╔══

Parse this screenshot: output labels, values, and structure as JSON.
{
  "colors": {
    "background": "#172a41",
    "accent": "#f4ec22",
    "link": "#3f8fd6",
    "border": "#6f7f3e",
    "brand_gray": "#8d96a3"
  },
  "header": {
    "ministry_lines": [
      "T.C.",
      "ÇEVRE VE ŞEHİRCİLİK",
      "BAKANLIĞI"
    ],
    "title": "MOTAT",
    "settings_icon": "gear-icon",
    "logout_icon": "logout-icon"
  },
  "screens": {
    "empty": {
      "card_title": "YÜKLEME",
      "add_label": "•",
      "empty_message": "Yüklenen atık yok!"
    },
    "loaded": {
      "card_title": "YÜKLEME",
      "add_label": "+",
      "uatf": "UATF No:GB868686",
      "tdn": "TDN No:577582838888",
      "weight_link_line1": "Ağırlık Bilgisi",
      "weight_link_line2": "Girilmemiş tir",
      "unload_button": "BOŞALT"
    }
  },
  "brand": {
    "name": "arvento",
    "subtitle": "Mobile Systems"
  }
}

╚══

From the first line to the last, retype the data exactly.

__Exercise answer__:
Parse this screenshot: output labels, values, and structure as JSON.
{
  "colors": {
    "background": "#172a41",
    "accent": "#f4ec22",
    "link": "#3f8fd6",
    "border": "#6f7f3e",
    "brand_gray": "#8d96a3"
  },
  "header": {
    "ministry_lines": [
      "T.C.",
      "ÇEVRE VE ŞEHİRCİLİK",
      "BAKANLIĞI"
    ],
    "title": "MOTAT",
    "settings_icon": "gear-icon",
    "logout_icon": "logout-icon"
  },
  "screens": {
    "empty": {
      "card_title": "YÜKLEME",
      "add_label": "•",
      "empty_message": "Yüklenen atık yok!"
    },
    "loaded": {
      "card_title": "YÜKLEME",
      "add_label": "+",
      "uatf": "UATF No:GB868686",
      "tdn": "TDN No:577582838888",
      "weight_link_line1": "Ağırlık Bilgisi",
      "weight_link_line2": "Girilmemiş tir",
      "unload_button": "BOŞALT"
    }
  },
  "brand": {
    "name": "arvento",
    "subtitle": "Mobile Systems"
  }
}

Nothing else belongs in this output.